**Exercise directions**
Records follow. Select each line holding "name".

**Exercise inputs**
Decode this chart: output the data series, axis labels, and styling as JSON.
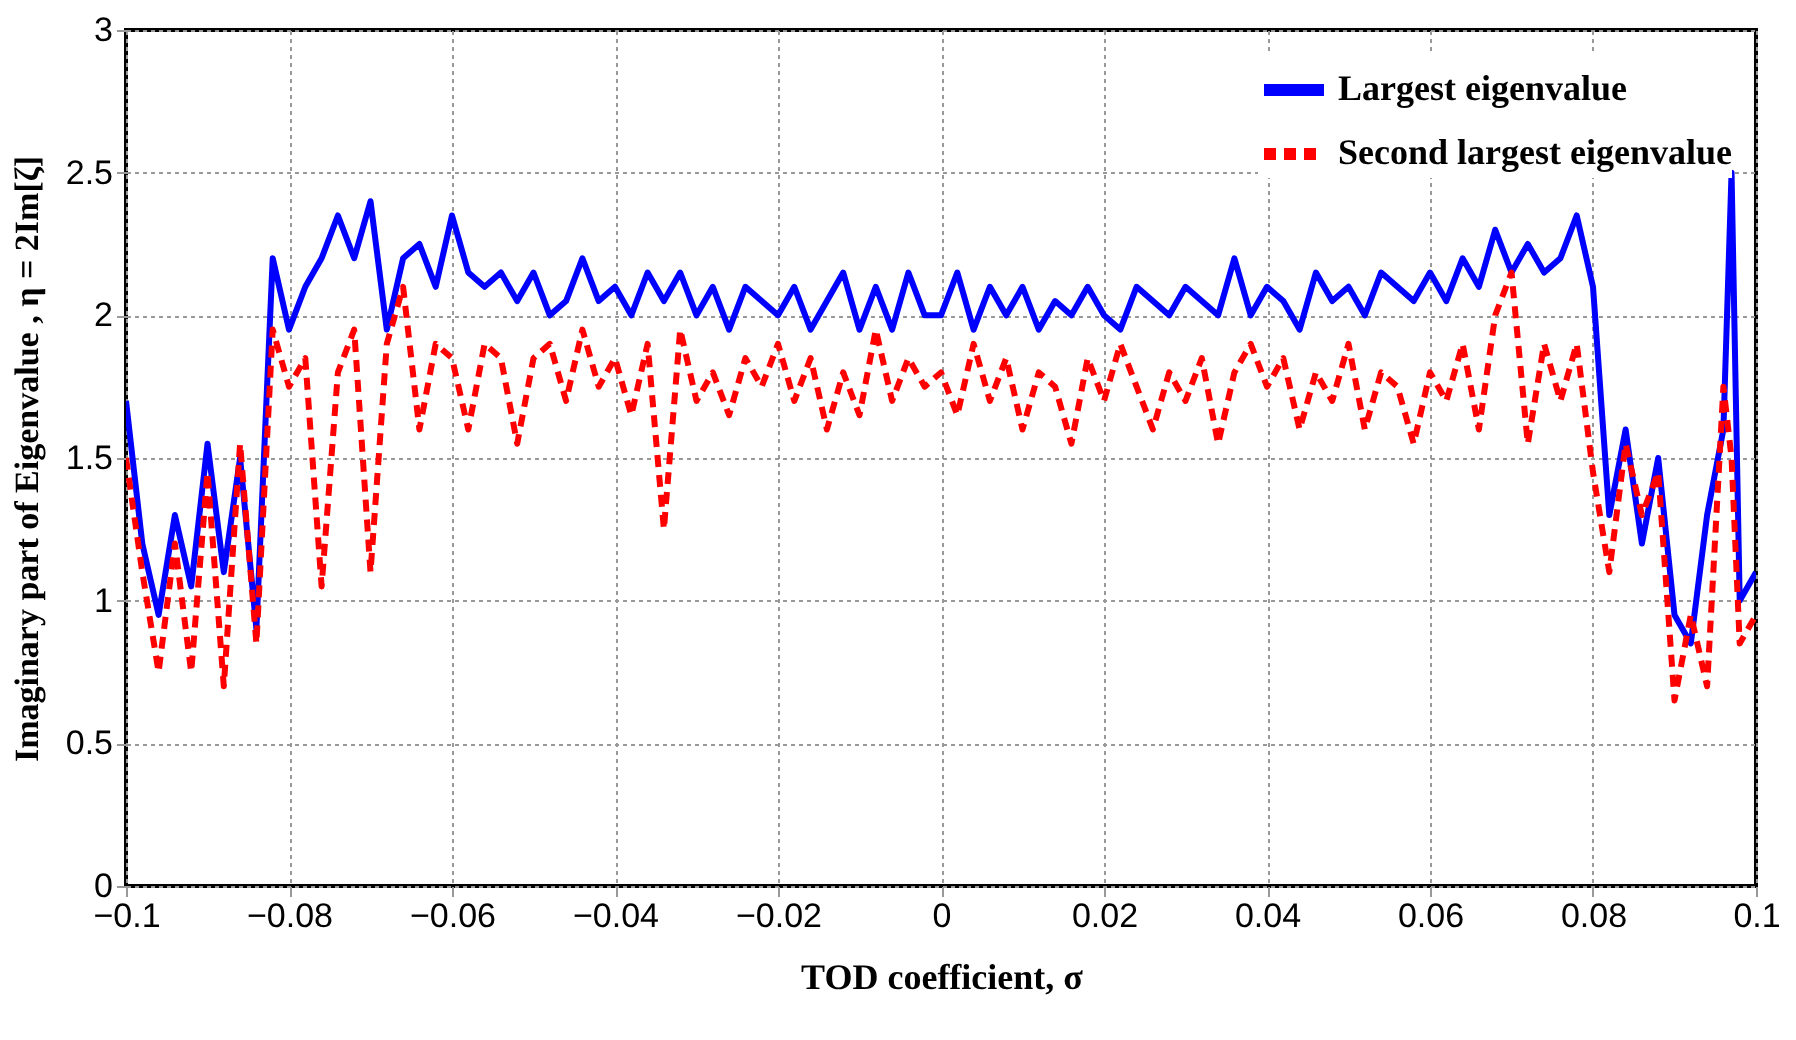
{
  "chart_data": {
    "type": "line",
    "xlabel": "TOD coefficient, σ",
    "ylabel": "Imaginary part of Eigenvalue , η = 2Im[ζ]",
    "x": [
      -0.1,
      -0.098,
      -0.096,
      -0.094,
      -0.092,
      -0.09,
      -0.088,
      -0.086,
      -0.084,
      -0.082,
      -0.08,
      -0.078,
      -0.076,
      -0.074,
      -0.072,
      -0.07,
      -0.068,
      -0.066,
      -0.064,
      -0.062,
      -0.06,
      -0.058,
      -0.056,
      -0.054,
      -0.052,
      -0.05,
      -0.048,
      -0.046,
      -0.044,
      -0.042,
      -0.04,
      -0.038,
      -0.036,
      -0.034,
      -0.032,
      -0.03,
      -0.028,
      -0.026,
      -0.024,
      -0.022,
      -0.02,
      -0.018,
      -0.016,
      -0.014,
      -0.012,
      -0.01,
      -0.008,
      -0.006,
      -0.004,
      -0.002,
      0,
      0.002,
      0.004,
      0.006,
      0.008,
      0.01,
      0.012,
      0.014,
      0.016,
      0.018,
      0.02,
      0.022,
      0.024,
      0.026,
      0.028,
      0.03,
      0.032,
      0.034,
      0.036,
      0.038,
      0.04,
      0.042,
      0.044,
      0.046,
      0.048,
      0.05,
      0.052,
      0.054,
      0.056,
      0.058,
      0.06,
      0.062,
      0.064,
      0.066,
      0.068,
      0.07,
      0.072,
      0.074,
      0.076,
      0.078,
      0.08,
      0.082,
      0.084,
      0.086,
      0.088,
      0.09,
      0.092,
      0.094,
      0.096,
      0.097,
      0.098,
      0.1
    ],
    "series": [
      {
        "name": "Largest eigenvalue",
        "color": "#0000ff",
        "line_style": "solid",
        "values": [
          1.7,
          1.2,
          0.95,
          1.3,
          1.05,
          1.55,
          1.1,
          1.5,
          0.9,
          2.2,
          1.95,
          2.1,
          2.2,
          2.35,
          2.2,
          2.4,
          1.95,
          2.2,
          2.25,
          2.1,
          2.35,
          2.15,
          2.1,
          2.15,
          2.05,
          2.15,
          2.0,
          2.05,
          2.2,
          2.05,
          2.1,
          2.0,
          2.15,
          2.05,
          2.15,
          2.0,
          2.1,
          1.95,
          2.1,
          2.05,
          2.0,
          2.1,
          1.95,
          2.05,
          2.15,
          1.95,
          2.1,
          1.95,
          2.15,
          2.0,
          2.0,
          2.15,
          1.95,
          2.1,
          2.0,
          2.1,
          1.95,
          2.05,
          2.0,
          2.1,
          2.0,
          1.95,
          2.1,
          2.05,
          2.0,
          2.1,
          2.05,
          2.0,
          2.2,
          2.0,
          2.1,
          2.05,
          1.95,
          2.15,
          2.05,
          2.1,
          2.0,
          2.15,
          2.1,
          2.05,
          2.15,
          2.05,
          2.2,
          2.1,
          2.3,
          2.15,
          2.25,
          2.15,
          2.2,
          2.35,
          2.1,
          1.3,
          1.6,
          1.2,
          1.5,
          0.95,
          0.85,
          1.3,
          1.6,
          2.5,
          1.0,
          1.1
        ]
      },
      {
        "name": "Second largest eigenvalue",
        "color": "#ff0000",
        "line_style": "dashed",
        "values": [
          1.5,
          1.1,
          0.75,
          1.2,
          0.75,
          1.45,
          0.7,
          1.55,
          0.85,
          1.95,
          1.75,
          1.85,
          1.05,
          1.8,
          1.95,
          1.1,
          1.9,
          2.1,
          1.6,
          1.9,
          1.85,
          1.6,
          1.9,
          1.85,
          1.55,
          1.85,
          1.9,
          1.7,
          1.95,
          1.75,
          1.85,
          1.65,
          1.9,
          1.25,
          1.95,
          1.7,
          1.8,
          1.65,
          1.85,
          1.75,
          1.9,
          1.7,
          1.85,
          1.6,
          1.8,
          1.65,
          1.95,
          1.7,
          1.85,
          1.75,
          1.8,
          1.65,
          1.9,
          1.7,
          1.85,
          1.6,
          1.8,
          1.75,
          1.55,
          1.85,
          1.7,
          1.9,
          1.75,
          1.6,
          1.8,
          1.7,
          1.85,
          1.55,
          1.8,
          1.9,
          1.75,
          1.85,
          1.6,
          1.8,
          1.7,
          1.9,
          1.6,
          1.8,
          1.75,
          1.55,
          1.8,
          1.7,
          1.9,
          1.6,
          2.0,
          2.15,
          1.55,
          1.9,
          1.7,
          1.9,
          1.45,
          1.1,
          1.55,
          1.3,
          1.45,
          0.65,
          0.95,
          0.7,
          1.75,
          1.5,
          0.85,
          0.95
        ]
      }
    ],
    "xlim": [
      -0.1,
      0.1
    ],
    "xticks": [
      -0.1,
      -0.08,
      -0.06,
      -0.04,
      -0.02,
      0,
      0.02,
      0.04,
      0.06,
      0.08,
      0.1
    ],
    "ylim": [
      0,
      3
    ],
    "yticks": [
      0,
      0.5,
      1,
      1.5,
      2,
      2.5,
      3
    ],
    "grid": true,
    "legend": "top right"
  }
}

**Exercise output**
        "name": "Largest eigenvalue",
        "name": "Second largest eigenvalue",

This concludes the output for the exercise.